October 15, 2017 Jake Isaac

The Benefits Of Being Unsigned

Jake Isaac

Before we begin, I’d like to start off by quickly acknowledging that there are two sides to every coin! In many situations in this music journey there are pros and cons. I suppose this little write-up is simply a bit of insight into my own observations and experience on my journey and how I learnt to focus on the benefits of my situation and all it’s possibilities rather than the opposite.

I’ve been a full-time singer/songwriter for about 5 years now and some of the first few things I had to learn and embrace really quickly were:

Maximise your time…There will always be someone out there working harder than you.

Never see what you do in comparison to others on your level, rather see the best in the business as your bench mark.

You’re not just building a musical career, you’re building a business. Develop a plan and do your best to stick to it.

Learn when and how to rest.

My reason for mentioning the above is simply so that you have some sort of context for what I’m about to share with you and also so that you know where my head’s been at over the past few years as I’ve developed on my journey.

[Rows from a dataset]

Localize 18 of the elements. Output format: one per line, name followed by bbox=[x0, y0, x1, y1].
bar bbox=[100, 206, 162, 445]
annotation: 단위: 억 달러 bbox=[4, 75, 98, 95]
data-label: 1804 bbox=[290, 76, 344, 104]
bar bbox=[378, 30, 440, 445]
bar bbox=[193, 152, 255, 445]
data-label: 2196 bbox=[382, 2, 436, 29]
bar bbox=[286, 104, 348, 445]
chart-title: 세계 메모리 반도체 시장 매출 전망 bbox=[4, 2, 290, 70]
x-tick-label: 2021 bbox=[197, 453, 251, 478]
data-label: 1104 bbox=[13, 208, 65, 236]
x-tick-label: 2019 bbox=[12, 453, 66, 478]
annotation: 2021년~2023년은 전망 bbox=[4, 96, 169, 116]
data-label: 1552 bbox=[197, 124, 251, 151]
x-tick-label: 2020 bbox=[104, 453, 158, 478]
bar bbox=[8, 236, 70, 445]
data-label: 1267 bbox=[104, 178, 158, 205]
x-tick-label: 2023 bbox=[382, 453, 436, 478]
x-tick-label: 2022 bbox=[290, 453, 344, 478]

# Written request 1
According to the post about being unsigned, how long has the writer worked as a full-time singer/songwriter?
# Written request 2
Summarize the post about being unsigned in two sentences.
# Written request 3
Return the part of the post about being unsigned between "I’ve been a" and "harder than you.", inclusive.
Nothing in the records is needed here.

# Full response 1
About 5 years.

# Full response 2
Acknowledging that the music journey has pros and cons, the writer offers observations on learning to focus on the benefits and possibilities of that situation rather than the drawbacks. After about 5 years as a full-time singer/songwriter, the writer lists early lessons: maximize your time, measure yourself against the best in the business, treat your career as a business with a plan, and learn when and how to rest.

# Full response 3
I’ve been a full-time singer/songwriter for about 5 years now and some of the first few things I had to learn and embrace really quickly were:

Maximise your time…There will always be someone out there working harder than you.